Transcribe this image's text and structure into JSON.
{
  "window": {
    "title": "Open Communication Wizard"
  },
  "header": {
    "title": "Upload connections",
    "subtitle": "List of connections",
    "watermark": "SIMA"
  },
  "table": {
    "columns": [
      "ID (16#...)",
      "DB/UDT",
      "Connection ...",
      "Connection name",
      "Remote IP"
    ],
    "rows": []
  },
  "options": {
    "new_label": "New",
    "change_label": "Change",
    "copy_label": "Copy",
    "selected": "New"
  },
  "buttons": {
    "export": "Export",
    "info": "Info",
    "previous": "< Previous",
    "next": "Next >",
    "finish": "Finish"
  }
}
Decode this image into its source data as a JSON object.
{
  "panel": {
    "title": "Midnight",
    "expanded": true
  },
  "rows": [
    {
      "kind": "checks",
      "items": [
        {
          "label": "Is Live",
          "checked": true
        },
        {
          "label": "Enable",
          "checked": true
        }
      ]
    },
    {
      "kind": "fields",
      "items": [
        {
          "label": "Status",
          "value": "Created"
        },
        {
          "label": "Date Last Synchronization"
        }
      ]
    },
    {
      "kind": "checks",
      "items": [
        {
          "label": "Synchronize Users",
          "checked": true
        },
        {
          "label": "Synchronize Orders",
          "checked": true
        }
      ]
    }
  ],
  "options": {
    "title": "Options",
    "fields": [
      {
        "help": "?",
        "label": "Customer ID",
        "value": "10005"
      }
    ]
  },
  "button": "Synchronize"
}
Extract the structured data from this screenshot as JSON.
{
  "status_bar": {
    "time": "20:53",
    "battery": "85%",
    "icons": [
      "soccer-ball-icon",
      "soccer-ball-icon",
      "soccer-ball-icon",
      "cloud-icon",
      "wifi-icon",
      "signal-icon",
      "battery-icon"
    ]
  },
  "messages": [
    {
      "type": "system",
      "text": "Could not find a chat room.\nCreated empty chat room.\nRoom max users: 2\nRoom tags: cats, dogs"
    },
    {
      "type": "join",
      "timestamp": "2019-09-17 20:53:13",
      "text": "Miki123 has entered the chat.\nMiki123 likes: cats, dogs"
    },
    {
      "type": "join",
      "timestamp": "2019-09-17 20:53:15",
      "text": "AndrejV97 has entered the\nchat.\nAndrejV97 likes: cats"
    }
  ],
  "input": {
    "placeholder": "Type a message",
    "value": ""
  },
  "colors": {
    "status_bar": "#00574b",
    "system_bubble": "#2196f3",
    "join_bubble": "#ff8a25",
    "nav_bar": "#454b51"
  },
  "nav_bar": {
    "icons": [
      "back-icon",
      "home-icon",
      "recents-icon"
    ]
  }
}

* [Set task]:
Each record above should be returned exactly as it appears.

* [Completed exercise]:
Transcribe this image's text and structure into JSON.
{
  "window": {
    "title": "Open Communication Wizard"
  },
  "header": {
    "title": "Upload connections",
    "subtitle": "List of connections",
    "watermark": "SIMA"
  },
  "table": {
    "columns": [
      "ID (16#...)",
      "DB/UDT",
      "Connection ...",
      "Connection name",
      "Remote IP"
    ],
    "rows": []
  },
  "options": {
    "new_label": "New",
    "change_label": "Change",
    "copy_label": "Copy",
    "selected": "New"
  },
  "buttons": {
    "export": "Export",
    "info": "Info",
    "previous": "< Previous",
    "next": "Next >",
    "finish": "Finish"
  }
}
Decode this image into its source data as a JSON object.
{
  "panel": {
    "title": "Midnight",
    "expanded": true
  },
  "rows": [
    {
      "kind": "checks",
      "items": [
        {
          "label": "Is Live",
          "checked": true
        },
        {
          "label": "Enable",
          "checked": true
        }
      ]
    },
    {
      "kind": "fields",
      "items": [
        {
          "label": "Status",
          "value": "Created"
        },
        {
          "label": "Date Last Synchronization"
        }
      ]
    },
    {
      "kind": "checks",
      "items": [
        {
          "label": "Synchronize Users",
          "checked": true
        },
        {
          "label": "Synchronize Orders",
          "checked": true
        }
      ]
    }
  ],
  "options": {
    "title": "Options",
    "fields": [
      {
        "help": "?",
        "label": "Customer ID",
        "value": "10005"
      }
    ]
  },
  "button": "Synchronize"
}
Extract the structured data from this screenshot as JSON.
{
  "status_bar": {
    "time": "20:53",
    "battery": "85%",
    "icons": [
      "soccer-ball-icon",
      "soccer-ball-icon",
      "soccer-ball-icon",
      "cloud-icon",
      "wifi-icon",
      "signal-icon",
      "battery-icon"
    ]
  },
  "messages": [
    {
      "type": "system",
      "text": "Could not find a chat room.\nCreated empty chat room.\nRoom max users: 2\nRoom tags: cats, dogs"
    },
    {
      "type": "join",
      "timestamp": "2019-09-17 20:53:13",
      "text": "Miki123 has entered the chat.\nMiki123 likes: cats, dogs"
    },
    {
      "type": "join",
      "timestamp": "2019-09-17 20:53:15",
      "text": "AndrejV97 has entered the\nchat.\nAndrejV97 likes: cats"
    }
  ],
  "input": {
    "placeholder": "Type a message",
    "value": ""
  },
  "colors": {
    "status_bar": "#00574b",
    "system_bubble": "#2196f3",
    "join_bubble": "#ff8a25",
    "nav_bar": "#454b51"
  },
  "nav_bar": {
    "icons": [
      "back-icon",
      "home-icon",
      "recents-icon"
    ]
  }
}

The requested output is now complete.